• Task requirements
Collect every line of the records below that contains the word "server".

• Exercise material
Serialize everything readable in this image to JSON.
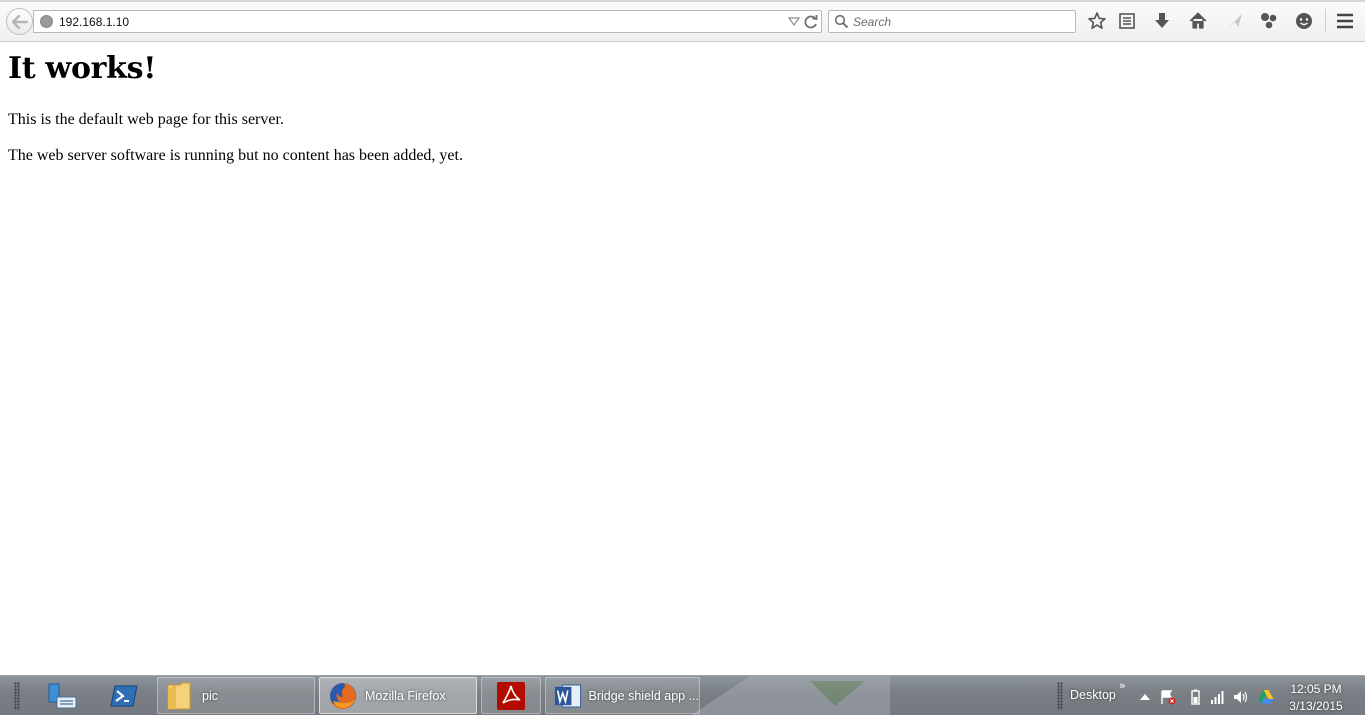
{
  "browser": {
    "url": "192.168.1.10",
    "search_placeholder": "Search"
  },
  "page": {
    "heading": "It works!",
    "paragraphs": [
      "This is the default web page for this server.",
      "The web server software is running but no content has been added, yet."
    ]
  },
  "taskbar": {
    "buttons": [
      {
        "label": "pic",
        "icon": "folder-icon"
      },
      {
        "label": "Mozilla Firefox",
        "icon": "firefox-icon",
        "active": true
      },
      {
        "label": "",
        "icon": "acrobat-icon"
      },
      {
        "label": "Bridge shield app ...",
        "icon": "word-icon"
      }
    ],
    "desktop_toolbar": "Desktop",
    "desktop_chevron": "»",
    "clock": {
      "time": "12:05 PM",
      "date": "3/13/2015"
    }
  }
}
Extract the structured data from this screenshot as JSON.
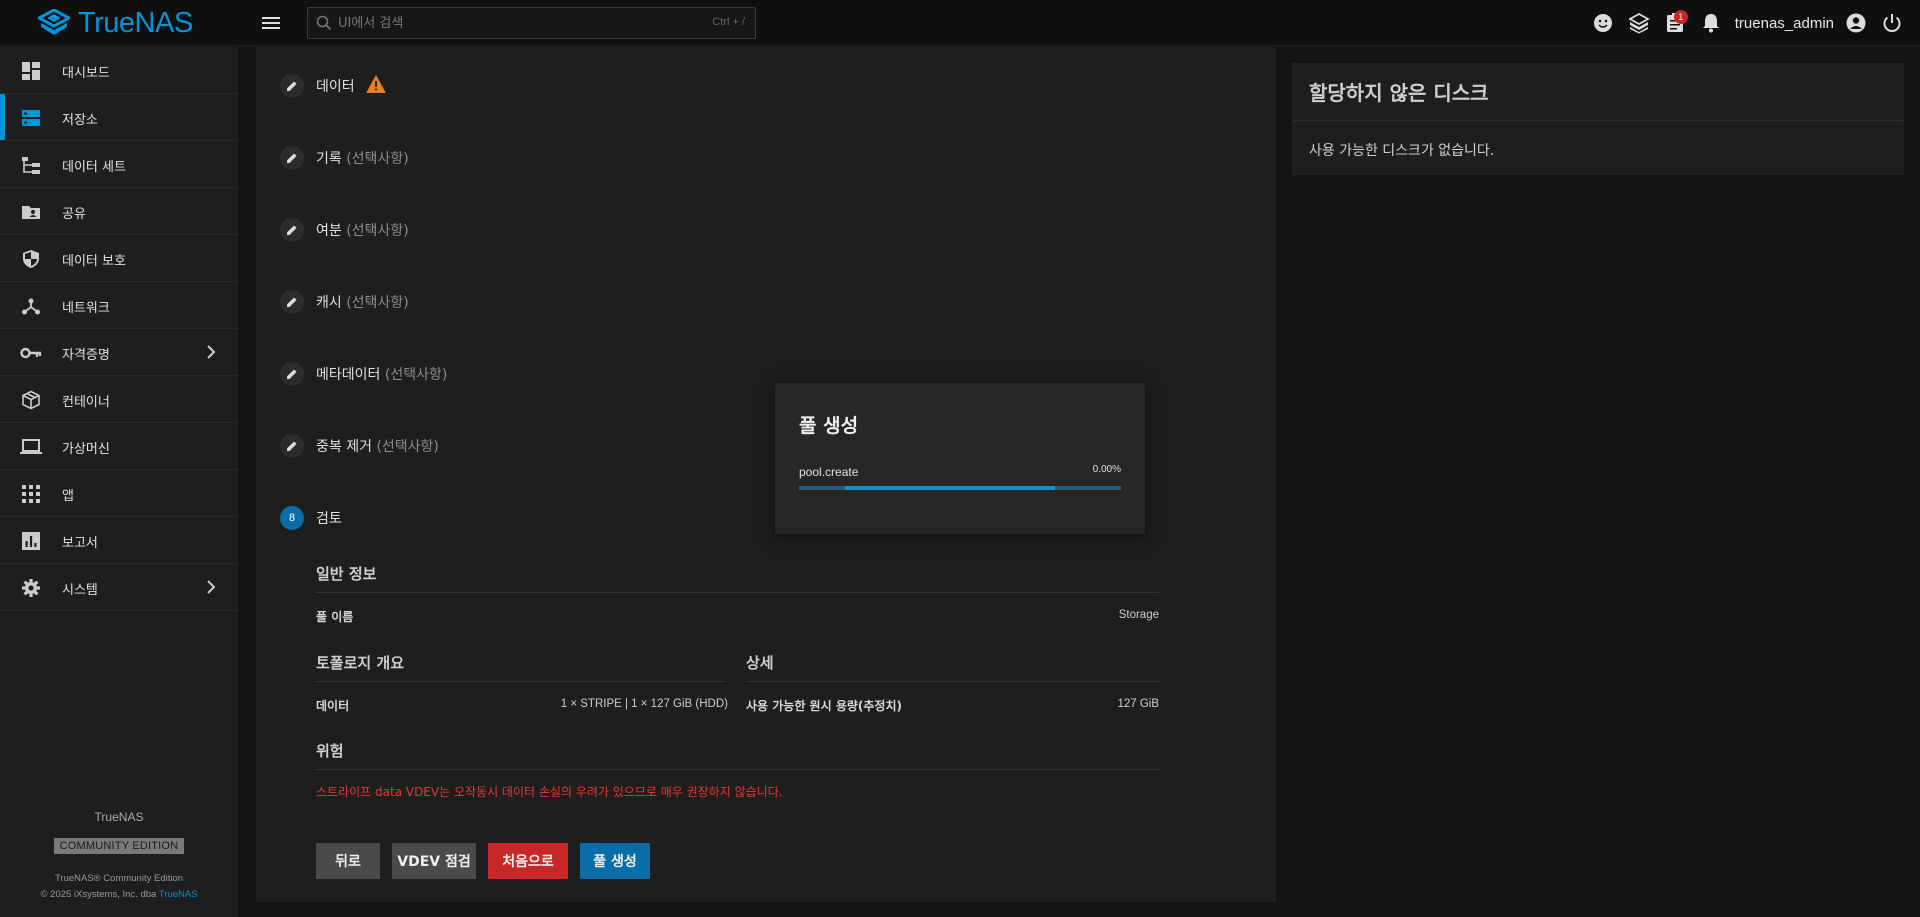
{
  "brand": {
    "name": "TrueNAS",
    "accent": "#0095d5"
  },
  "search": {
    "placeholder": "UI에서 검색",
    "shortcut": "Ctrl + /"
  },
  "topbar": {
    "icons": [
      "feedback-icon",
      "truecommand-icon",
      "jobs-icon",
      "notifications-icon",
      "account-icon",
      "power-icon"
    ],
    "jobs_badge": "1",
    "username": "truenas_admin"
  },
  "sidebar": {
    "items": [
      {
        "label": "대시보드",
        "icon": "dashboard-icon"
      },
      {
        "label": "저장소",
        "icon": "storage-icon",
        "active": true
      },
      {
        "label": "데이터 세트",
        "icon": "datasets-icon"
      },
      {
        "label": "공유",
        "icon": "shares-icon"
      },
      {
        "label": "데이터 보호",
        "icon": "data-protection-icon"
      },
      {
        "label": "네트워크",
        "icon": "network-icon"
      },
      {
        "label": "자격증명",
        "icon": "credentials-icon",
        "expandable": true
      },
      {
        "label": "컨테이너",
        "icon": "containers-icon"
      },
      {
        "label": "가상머신",
        "icon": "virtual-machines-icon"
      },
      {
        "label": "앱",
        "icon": "apps-icon"
      },
      {
        "label": "보고서",
        "icon": "reports-icon"
      },
      {
        "label": "시스템",
        "icon": "system-icon",
        "expandable": true
      }
    ],
    "footer": {
      "title": "TrueNAS",
      "edition": "COMMUNITY EDITION",
      "copyright_line1": "TrueNAS® Community Edition",
      "copyright_line2": "© 2025 iXsystems, Inc. dba",
      "copyright_link": "TrueNAS"
    }
  },
  "wizard": {
    "steps": [
      {
        "label": "데이터",
        "optional": "",
        "warning": true
      },
      {
        "label": "기록",
        "optional": "(선택사항)"
      },
      {
        "label": "여분",
        "optional": "(선택사항)"
      },
      {
        "label": "캐시",
        "optional": "(선택사항)"
      },
      {
        "label": "메타데이터",
        "optional": "(선택사항)"
      },
      {
        "label": "중복 제거",
        "optional": "(선택사항)"
      }
    ],
    "review": {
      "step_number": "8",
      "label": "검토",
      "general_title": "일반 정보",
      "pool_name_key": "풀 이름",
      "pool_name_value": "Storage",
      "topology_title": "토폴로지 개요",
      "data_key": "데이터",
      "data_value": "1 × STRIPE | 1 × 127 GiB (HDD)",
      "details_title": "상세",
      "capacity_key": "사용 가능한 원시 용량(추정치)",
      "capacity_value": "127 GiB",
      "danger_title": "위험",
      "danger_text": "스트라이프 data VDEV는 오작동시 데이터 손실의 우려가 있으므로 매우 권장하지 않습니다."
    },
    "buttons": {
      "back": "뒤로",
      "inspect": "VDEV 점검",
      "reset": "처음으로",
      "create": "풀 생성"
    }
  },
  "unassigned": {
    "title": "할당하지 않은 디스크",
    "message": "사용 가능한 디스크가 없습니다."
  },
  "modal": {
    "title": "풀 생성",
    "task": "pool.create",
    "percent": "0.00%",
    "progress_fraction": 0.0
  }
}
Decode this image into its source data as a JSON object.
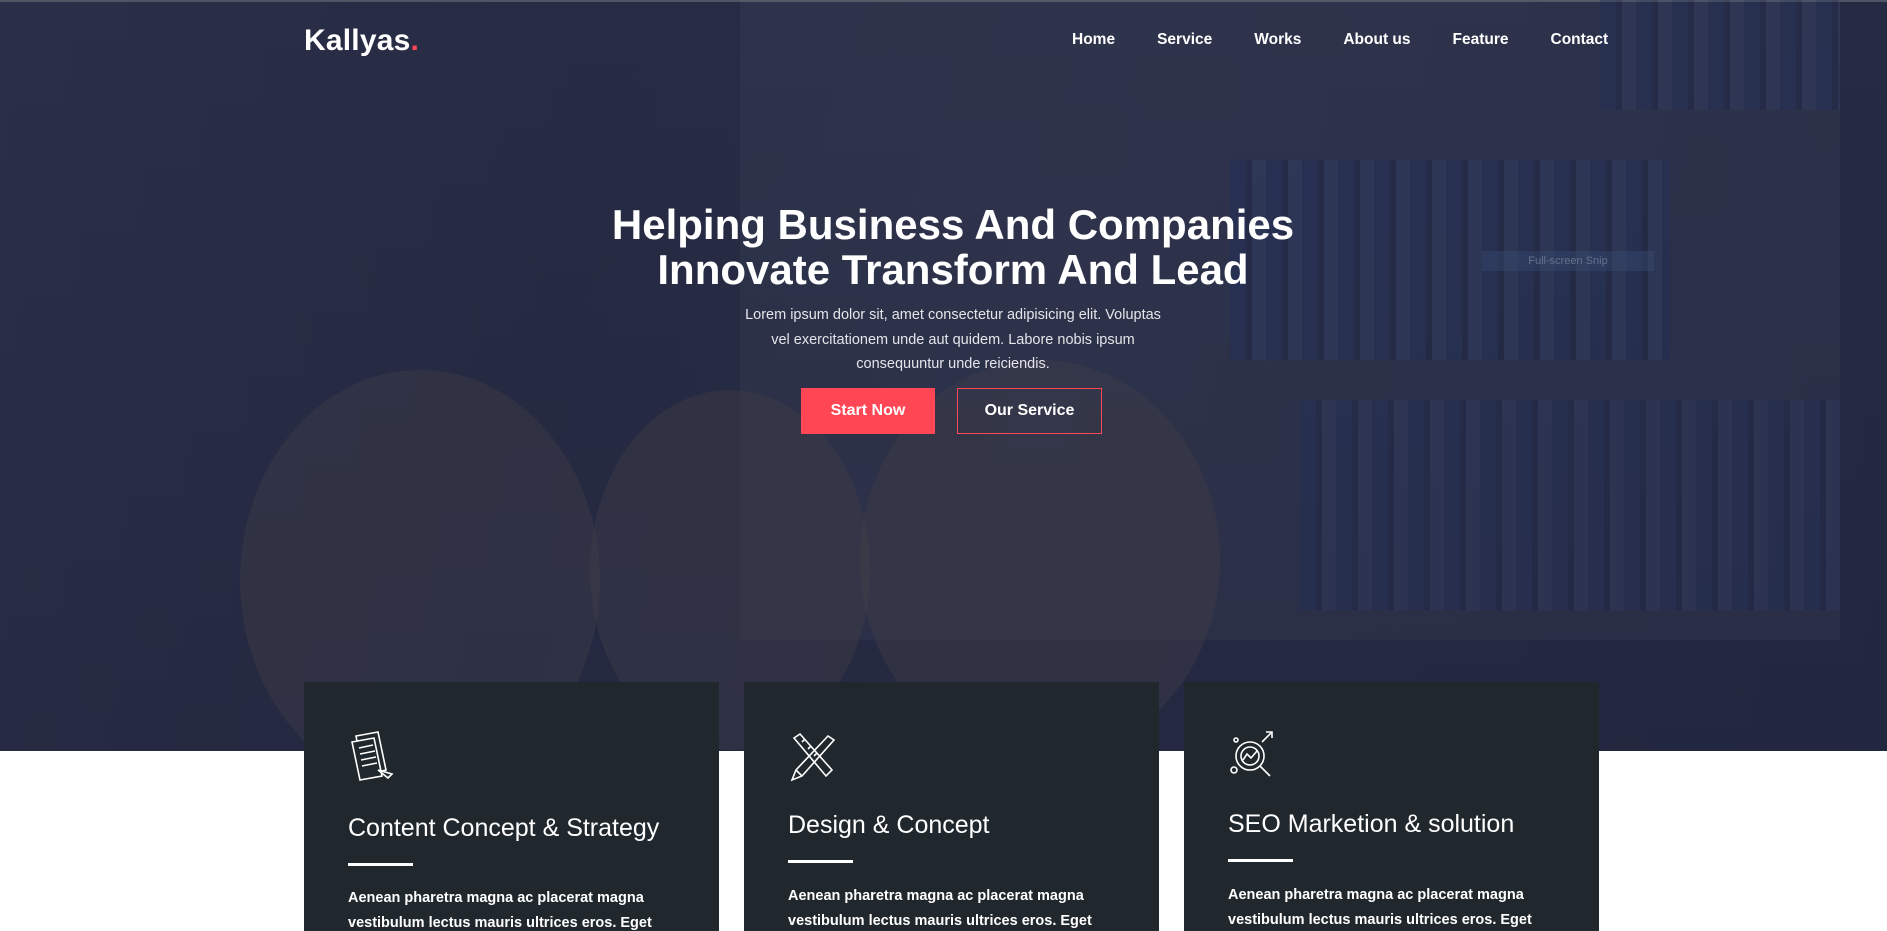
{
  "header": {
    "logo_text": "Kallyas",
    "logo_dot": ".",
    "accent_color": "#ff4655",
    "nav": [
      {
        "label": "Home"
      },
      {
        "label": "Service"
      },
      {
        "label": "Works"
      },
      {
        "label": "About us"
      },
      {
        "label": "Feature"
      },
      {
        "label": "Contact"
      }
    ]
  },
  "hero": {
    "title_line1": "Helping Business And Companies",
    "title_line2": "Innovate Transform And Lead",
    "subtitle": "Lorem ipsum dolor sit, amet consectetur adipisicing elit. Voluptas vel exercitationem unde aut quidem. Labore nobis ipsum consequuntur unde reiciendis.",
    "primary_button": "Start Now",
    "secondary_button": "Our Service",
    "overlay_label": "Full-screen Snip"
  },
  "services": [
    {
      "icon": "document-icon",
      "title": "Content Concept & Strategy",
      "text": "Aenean pharetra magna ac placerat magna vestibulum lectus mauris ultrices eros. Eget aliquet"
    },
    {
      "icon": "pencil-ruler-icon",
      "title": "Design & Concept",
      "text": "Aenean pharetra magna ac placerat magna vestibulum lectus mauris ultrices eros. Eget aliquet"
    },
    {
      "icon": "seo-magnifier-icon",
      "title": "SEO Marketion & solution",
      "text": "Aenean pharetra magna ac placerat magna vestibulum lectus mauris ultrices eros. Eget aliquet"
    }
  ]
}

• Expected answer
      "This is the default web page for this server.",
      "The web server software is running but no content has been added, yet."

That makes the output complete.